### WHAT TO DO
Reply with one number: the count of lines in the listing that contain the string "Latham".

** Opening DATASET ENTRIES block **

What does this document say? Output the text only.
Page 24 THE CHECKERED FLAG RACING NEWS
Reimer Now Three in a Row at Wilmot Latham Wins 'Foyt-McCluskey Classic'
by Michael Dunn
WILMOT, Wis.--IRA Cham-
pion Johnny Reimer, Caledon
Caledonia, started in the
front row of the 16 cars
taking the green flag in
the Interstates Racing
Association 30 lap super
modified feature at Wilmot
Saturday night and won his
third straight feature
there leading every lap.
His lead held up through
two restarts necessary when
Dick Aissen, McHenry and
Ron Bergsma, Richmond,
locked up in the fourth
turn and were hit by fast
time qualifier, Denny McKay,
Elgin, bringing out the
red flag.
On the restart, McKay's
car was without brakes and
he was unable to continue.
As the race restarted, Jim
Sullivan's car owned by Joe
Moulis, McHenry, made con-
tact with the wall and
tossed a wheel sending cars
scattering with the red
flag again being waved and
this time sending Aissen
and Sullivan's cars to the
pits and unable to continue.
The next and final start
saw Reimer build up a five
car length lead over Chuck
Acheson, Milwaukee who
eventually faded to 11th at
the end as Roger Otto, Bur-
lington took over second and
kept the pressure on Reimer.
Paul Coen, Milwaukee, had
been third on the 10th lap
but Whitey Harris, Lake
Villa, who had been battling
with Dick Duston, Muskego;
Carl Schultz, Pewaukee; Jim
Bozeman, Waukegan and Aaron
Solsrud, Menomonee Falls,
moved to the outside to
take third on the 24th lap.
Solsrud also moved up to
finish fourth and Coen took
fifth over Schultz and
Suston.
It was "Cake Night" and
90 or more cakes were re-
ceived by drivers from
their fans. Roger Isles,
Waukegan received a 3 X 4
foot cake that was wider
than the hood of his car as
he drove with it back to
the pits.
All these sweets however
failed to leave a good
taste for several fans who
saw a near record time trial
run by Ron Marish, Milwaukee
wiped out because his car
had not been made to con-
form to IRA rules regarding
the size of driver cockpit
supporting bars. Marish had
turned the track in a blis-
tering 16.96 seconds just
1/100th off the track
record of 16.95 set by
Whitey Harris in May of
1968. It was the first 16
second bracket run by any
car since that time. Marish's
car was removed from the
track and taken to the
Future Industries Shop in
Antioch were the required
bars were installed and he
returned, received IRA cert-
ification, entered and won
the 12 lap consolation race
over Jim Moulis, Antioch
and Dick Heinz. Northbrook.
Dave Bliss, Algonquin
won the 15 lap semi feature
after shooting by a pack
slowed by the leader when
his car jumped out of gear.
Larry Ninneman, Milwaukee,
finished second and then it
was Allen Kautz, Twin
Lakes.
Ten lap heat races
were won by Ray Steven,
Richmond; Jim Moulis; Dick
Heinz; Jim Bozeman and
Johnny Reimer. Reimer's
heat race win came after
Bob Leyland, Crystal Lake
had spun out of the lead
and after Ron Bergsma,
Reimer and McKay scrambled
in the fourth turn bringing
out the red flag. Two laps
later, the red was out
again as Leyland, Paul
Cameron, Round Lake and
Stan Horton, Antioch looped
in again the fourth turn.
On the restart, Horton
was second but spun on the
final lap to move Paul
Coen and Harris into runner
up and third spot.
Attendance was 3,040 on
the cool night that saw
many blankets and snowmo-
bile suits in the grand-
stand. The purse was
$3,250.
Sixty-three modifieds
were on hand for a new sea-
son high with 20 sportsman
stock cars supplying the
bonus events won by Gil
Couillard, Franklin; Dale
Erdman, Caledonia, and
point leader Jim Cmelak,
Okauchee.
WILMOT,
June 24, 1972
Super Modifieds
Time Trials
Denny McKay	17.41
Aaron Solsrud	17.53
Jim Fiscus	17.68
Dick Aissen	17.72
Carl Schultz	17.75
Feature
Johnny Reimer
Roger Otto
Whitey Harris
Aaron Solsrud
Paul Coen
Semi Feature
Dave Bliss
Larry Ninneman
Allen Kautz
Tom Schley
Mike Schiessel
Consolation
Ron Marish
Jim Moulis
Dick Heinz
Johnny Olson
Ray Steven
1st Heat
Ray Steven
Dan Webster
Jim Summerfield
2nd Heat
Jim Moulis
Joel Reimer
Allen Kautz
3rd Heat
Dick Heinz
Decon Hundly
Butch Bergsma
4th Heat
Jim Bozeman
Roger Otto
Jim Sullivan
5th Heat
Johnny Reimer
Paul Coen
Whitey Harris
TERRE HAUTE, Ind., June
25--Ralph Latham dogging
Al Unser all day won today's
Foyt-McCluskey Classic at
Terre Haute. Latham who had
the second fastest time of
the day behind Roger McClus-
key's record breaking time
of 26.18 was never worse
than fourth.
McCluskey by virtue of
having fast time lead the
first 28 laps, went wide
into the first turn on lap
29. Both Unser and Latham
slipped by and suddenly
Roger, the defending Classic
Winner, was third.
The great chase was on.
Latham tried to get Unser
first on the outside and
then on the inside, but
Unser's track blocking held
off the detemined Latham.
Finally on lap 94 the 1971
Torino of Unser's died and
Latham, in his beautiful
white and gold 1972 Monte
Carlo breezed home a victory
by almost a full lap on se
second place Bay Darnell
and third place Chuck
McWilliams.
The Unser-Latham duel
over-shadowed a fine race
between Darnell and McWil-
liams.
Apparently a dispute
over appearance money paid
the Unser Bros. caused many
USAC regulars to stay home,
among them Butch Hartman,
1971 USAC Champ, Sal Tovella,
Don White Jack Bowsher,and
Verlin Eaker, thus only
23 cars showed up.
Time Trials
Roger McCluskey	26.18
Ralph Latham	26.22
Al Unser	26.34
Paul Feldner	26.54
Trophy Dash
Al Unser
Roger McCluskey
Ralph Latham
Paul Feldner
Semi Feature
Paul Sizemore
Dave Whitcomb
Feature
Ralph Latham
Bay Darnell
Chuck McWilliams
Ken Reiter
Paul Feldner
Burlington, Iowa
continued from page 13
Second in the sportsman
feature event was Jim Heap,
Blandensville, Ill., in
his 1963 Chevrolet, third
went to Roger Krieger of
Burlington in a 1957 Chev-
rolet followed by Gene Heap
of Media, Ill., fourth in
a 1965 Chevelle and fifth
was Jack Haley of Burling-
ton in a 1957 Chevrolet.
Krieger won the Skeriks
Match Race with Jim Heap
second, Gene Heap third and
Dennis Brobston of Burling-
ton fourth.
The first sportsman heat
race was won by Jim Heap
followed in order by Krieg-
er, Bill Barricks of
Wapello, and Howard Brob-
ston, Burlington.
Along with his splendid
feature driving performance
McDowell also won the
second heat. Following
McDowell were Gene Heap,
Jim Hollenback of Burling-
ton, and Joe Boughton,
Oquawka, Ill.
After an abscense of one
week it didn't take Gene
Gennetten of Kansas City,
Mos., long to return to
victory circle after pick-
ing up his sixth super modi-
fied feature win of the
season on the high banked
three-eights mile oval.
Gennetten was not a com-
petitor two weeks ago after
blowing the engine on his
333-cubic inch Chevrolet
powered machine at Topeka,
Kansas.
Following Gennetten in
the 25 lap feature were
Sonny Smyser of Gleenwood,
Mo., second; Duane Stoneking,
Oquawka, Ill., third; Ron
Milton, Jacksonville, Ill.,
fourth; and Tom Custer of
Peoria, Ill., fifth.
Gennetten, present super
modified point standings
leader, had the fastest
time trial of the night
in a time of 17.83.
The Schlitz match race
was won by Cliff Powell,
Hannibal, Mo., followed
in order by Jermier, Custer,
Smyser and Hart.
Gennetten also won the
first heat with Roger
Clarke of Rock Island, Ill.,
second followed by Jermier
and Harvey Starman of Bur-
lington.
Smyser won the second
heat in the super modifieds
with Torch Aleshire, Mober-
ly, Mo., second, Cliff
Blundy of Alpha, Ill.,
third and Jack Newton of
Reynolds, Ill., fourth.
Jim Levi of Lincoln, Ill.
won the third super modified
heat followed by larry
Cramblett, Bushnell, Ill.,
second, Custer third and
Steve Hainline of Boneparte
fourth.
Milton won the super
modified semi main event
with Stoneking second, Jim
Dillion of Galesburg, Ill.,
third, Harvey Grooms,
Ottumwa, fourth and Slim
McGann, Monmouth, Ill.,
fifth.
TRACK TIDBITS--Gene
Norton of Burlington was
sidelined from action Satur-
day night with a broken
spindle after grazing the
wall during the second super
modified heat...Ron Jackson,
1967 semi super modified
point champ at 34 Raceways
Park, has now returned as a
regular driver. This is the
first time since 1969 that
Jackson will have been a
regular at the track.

** Closing DATASET ENTRIES block **

### YOUR SOLUTION
11